Task details:
Return all of the entries exactly, with nothing added or left out.

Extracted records
▼

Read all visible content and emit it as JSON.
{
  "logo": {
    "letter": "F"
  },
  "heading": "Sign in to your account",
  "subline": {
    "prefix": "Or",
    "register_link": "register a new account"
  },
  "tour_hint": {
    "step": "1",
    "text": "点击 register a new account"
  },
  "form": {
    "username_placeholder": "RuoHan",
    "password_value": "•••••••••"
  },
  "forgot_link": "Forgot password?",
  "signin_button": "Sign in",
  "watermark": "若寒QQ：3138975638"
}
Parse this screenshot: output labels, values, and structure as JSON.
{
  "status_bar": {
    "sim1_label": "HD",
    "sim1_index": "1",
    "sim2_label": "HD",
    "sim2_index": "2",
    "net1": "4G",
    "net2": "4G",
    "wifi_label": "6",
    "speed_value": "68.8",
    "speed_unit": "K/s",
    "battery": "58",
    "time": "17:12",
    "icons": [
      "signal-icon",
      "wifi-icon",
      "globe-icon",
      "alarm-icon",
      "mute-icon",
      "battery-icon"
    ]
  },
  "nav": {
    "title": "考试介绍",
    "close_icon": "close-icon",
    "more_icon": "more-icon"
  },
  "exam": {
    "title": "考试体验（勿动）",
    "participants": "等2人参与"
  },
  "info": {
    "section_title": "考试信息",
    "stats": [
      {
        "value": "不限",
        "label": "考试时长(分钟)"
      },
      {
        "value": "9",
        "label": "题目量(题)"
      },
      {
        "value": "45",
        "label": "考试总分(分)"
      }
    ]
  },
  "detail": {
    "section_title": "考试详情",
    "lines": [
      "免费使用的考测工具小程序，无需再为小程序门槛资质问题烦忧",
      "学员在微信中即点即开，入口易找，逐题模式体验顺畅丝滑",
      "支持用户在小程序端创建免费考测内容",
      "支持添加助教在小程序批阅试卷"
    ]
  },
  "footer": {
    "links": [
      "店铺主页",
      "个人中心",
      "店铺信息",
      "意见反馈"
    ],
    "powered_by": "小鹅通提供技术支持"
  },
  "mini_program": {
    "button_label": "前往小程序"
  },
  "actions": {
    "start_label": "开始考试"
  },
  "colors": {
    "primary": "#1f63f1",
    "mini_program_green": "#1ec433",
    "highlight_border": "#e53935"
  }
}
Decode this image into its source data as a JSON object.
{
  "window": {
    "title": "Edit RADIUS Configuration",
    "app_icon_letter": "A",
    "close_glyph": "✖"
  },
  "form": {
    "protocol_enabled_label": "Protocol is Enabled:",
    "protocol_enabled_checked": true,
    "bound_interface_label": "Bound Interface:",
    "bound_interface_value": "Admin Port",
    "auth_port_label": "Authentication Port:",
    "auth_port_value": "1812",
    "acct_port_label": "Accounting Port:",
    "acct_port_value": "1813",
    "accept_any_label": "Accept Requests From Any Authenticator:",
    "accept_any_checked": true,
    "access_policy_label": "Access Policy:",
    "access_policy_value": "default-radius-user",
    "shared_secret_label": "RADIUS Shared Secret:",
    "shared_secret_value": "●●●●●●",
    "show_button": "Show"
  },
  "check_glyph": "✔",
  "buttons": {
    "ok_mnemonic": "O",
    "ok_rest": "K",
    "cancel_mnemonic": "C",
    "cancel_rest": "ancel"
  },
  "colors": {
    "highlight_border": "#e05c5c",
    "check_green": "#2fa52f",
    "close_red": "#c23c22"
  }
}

▲

Result of this exercise:
Read all visible content and emit it as JSON.
{
  "logo": {
    "letter": "F"
  },
  "heading": "Sign in to your account",
  "subline": {
    "prefix": "Or",
    "register_link": "register a new account"
  },
  "tour_hint": {
    "step": "1",
    "text": "点击 register a new account"
  },
  "form": {
    "username_placeholder": "RuoHan",
    "password_value": "•••••••••"
  },
  "forgot_link": "Forgot password?",
  "signin_button": "Sign in",
  "watermark": "若寒QQ：3138975638"
}
Parse this screenshot: output labels, values, and structure as JSON.
{
  "status_bar": {
    "sim1_label": "HD",
    "sim1_index": "1",
    "sim2_label": "HD",
    "sim2_index": "2",
    "net1": "4G",
    "net2": "4G",
    "wifi_label": "6",
    "speed_value": "68.8",
    "speed_unit": "K/s",
    "battery": "58",
    "time": "17:12",
    "icons": [
      "signal-icon",
      "wifi-icon",
      "globe-icon",
      "alarm-icon",
      "mute-icon",
      "battery-icon"
    ]
  },
  "nav": {
    "title": "考试介绍",
    "close_icon": "close-icon",
    "more_icon": "more-icon"
  },
  "exam": {
    "title": "考试体验（勿动）",
    "participants": "等2人参与"
  },
  "info": {
    "section_title": "考试信息",
    "stats": [
      {
        "value": "不限",
        "label": "考试时长(分钟)"
      },
      {
        "value": "9",
        "label": "题目量(题)"
      },
      {
        "value": "45",
        "label": "考试总分(分)"
      }
    ]
  },
  "detail": {
    "section_title": "考试详情",
    "lines": [
      "免费使用的考测工具小程序，无需再为小程序门槛资质问题烦忧",
      "学员在微信中即点即开，入口易找，逐题模式体验顺畅丝滑",
      "支持用户在小程序端创建免费考测内容",
      "支持添加助教在小程序批阅试卷"
    ]
  },
  "footer": {
    "links": [
      "店铺主页",
      "个人中心",
      "店铺信息",
      "意见反馈"
    ],
    "powered_by": "小鹅通提供技术支持"
  },
  "mini_program": {
    "button_label": "前往小程序"
  },
  "actions": {
    "start_label": "开始考试"
  },
  "colors": {
    "primary": "#1f63f1",
    "mini_program_green": "#1ec433",
    "highlight_border": "#e53935"
  }
}
Decode this image into its source data as a JSON object.
{
  "window": {
    "title": "Edit RADIUS Configuration",
    "app_icon_letter": "A",
    "close_glyph": "✖"
  },
  "form": {
    "protocol_enabled_label": "Protocol is Enabled:",
    "protocol_enabled_checked": true,
    "bound_interface_label": "Bound Interface:",
    "bound_interface_value": "Admin Port",
    "auth_port_label": "Authentication Port:",
    "auth_port_value": "1812",
    "acct_port_label": "Accounting Port:",
    "acct_port_value": "1813",
    "accept_any_label": "Accept Requests From Any Authenticator:",
    "accept_any_checked": true,
    "access_policy_label": "Access Policy:",
    "access_policy_value": "default-radius-user",
    "shared_secret_label": "RADIUS Shared Secret:",
    "shared_secret_value": "●●●●●●",
    "show_button": "Show"
  },
  "check_glyph": "✔",
  "buttons": {
    "ok_mnemonic": "O",
    "ok_rest": "K",
    "cancel_mnemonic": "C",
    "cancel_rest": "ancel"
  },
  "colors": {
    "highlight_border": "#e05c5c",
    "check_green": "#2fa52f",
    "close_red": "#c23c22"
  }
}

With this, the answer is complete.